## SET PROBLEM:
Return all entries word for word, but drop any images.

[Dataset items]
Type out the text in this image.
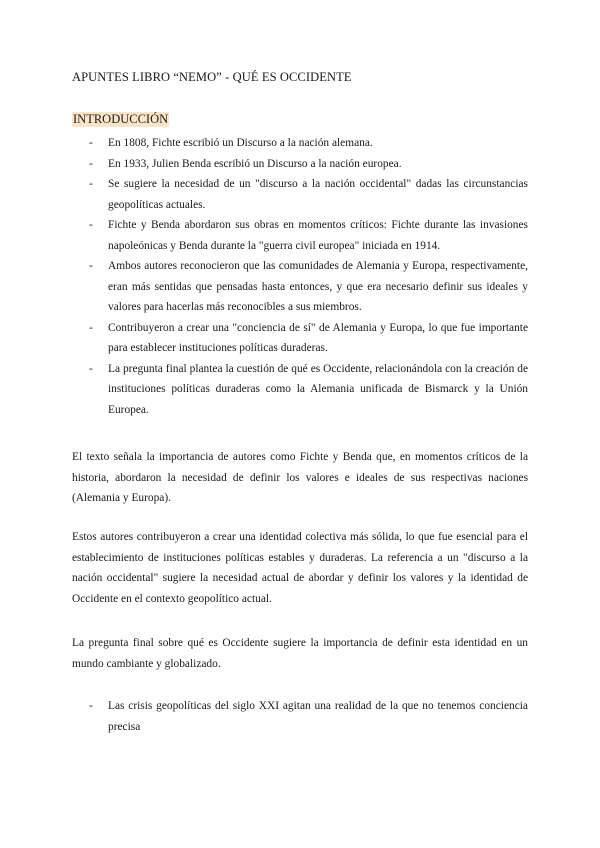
APUNTES LIBRO “NEMO” - QUÉ ES OCCIDENTE
INTRODUCCIÓN
- En 1808, Fichte escribió un Discurso a la nación alemana.
- En 1933, Julien Benda escribió un Discurso a la nación europea.
- Se sugiere la necesidad de un "discurso a la nación occidental" dadas las circunstancias geopolíticas actuales.
- Fichte y Benda abordaron sus obras en momentos críticos: Fichte durante las invasiones napoleónicas y Benda durante la "guerra civil europea" iniciada en 1914.
- Ambos autores reconocieron que las comunidades de Alemania y Europa, respectivamente, eran más sentidas que pensadas hasta entonces, y que era necesario definir sus ideales y valores para hacerlas más reconocibles a sus miembros.
- Contribuyeron a crear una "conciencia de sí" de Alemania y Europa, lo que fue importante para establecer instituciones políticas duraderas.
- La pregunta final plantea la cuestión de qué es Occidente, relacionándola con la creación de instituciones políticas duraderas como la Alemania unificada de Bismarck y la Unión Europea.

El texto señala la importancia de autores como Fichte y Benda que, en momentos críticos de la historia, abordaron la necesidad de definir los valores e ideales de sus respectivas naciones (Alemania y Europa).

Estos autores contribuyeron a crear una identidad colectiva más sólida, lo que fue esencial para el establecimiento de instituciones políticas estables y duraderas. La referencia a un "discurso a la nación occidental" sugiere la necesidad actual de abordar y definir los valores y la identidad de Occidente en el contexto geopolítico actual.

La pregunta final sobre qué es Occidente sugiere la importancia de definir esta identidad en un mundo cambiante y globalizado.

- Las crisis geopolíticas del siglo XXI agitan una realidad de la que no tenemos conciencia precisa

## ANSWER:
Type out the text in this image.
APUNTES LIBRO “NEMO” - QUÉ ES OCCIDENTE
INTRODUCCIÓN
- En 1808, Fichte escribió un Discurso a la nación alemana.
- En 1933, Julien Benda escribió un Discurso a la nación europea.
- Se sugiere la necesidad de un "discurso a la nación occidental" dadas las circunstancias geopolíticas actuales.
- Fichte y Benda abordaron sus obras en momentos críticos: Fichte durante las invasiones napoleónicas y Benda durante la "guerra civil europea" iniciada en 1914.
- Ambos autores reconocieron que las comunidades de Alemania y Europa, respectivamente, eran más sentidas que pensadas hasta entonces, y que era necesario definir sus ideales y valores para hacerlas más reconocibles a sus miembros.
- Contribuyeron a crear una "conciencia de sí" de Alemania y Europa, lo que fue importante para establecer instituciones políticas duraderas.
- La pregunta final plantea la cuestión de qué es Occidente, relacionándola con la creación de instituciones políticas duraderas como la Alemania unificada de Bismarck y la Unión Europea.

El texto señala la importancia de autores como Fichte y Benda que, en momentos críticos de la historia, abordaron la necesidad de definir los valores e ideales de sus respectivas naciones (Alemania y Europa).

Estos autores contribuyeron a crear una identidad colectiva más sólida, lo que fue esencial para el establecimiento de instituciones políticas estables y duraderas. La referencia a un "discurso a la nación occidental" sugiere la necesidad actual de abordar y definir los valores y la identidad de Occidente en el contexto geopolítico actual.

La pregunta final sobre qué es Occidente sugiere la importancia de definir esta identidad en un mundo cambiante y globalizado.

- Las crisis geopolíticas del siglo XXI agitan una realidad de la que no tenemos conciencia precisa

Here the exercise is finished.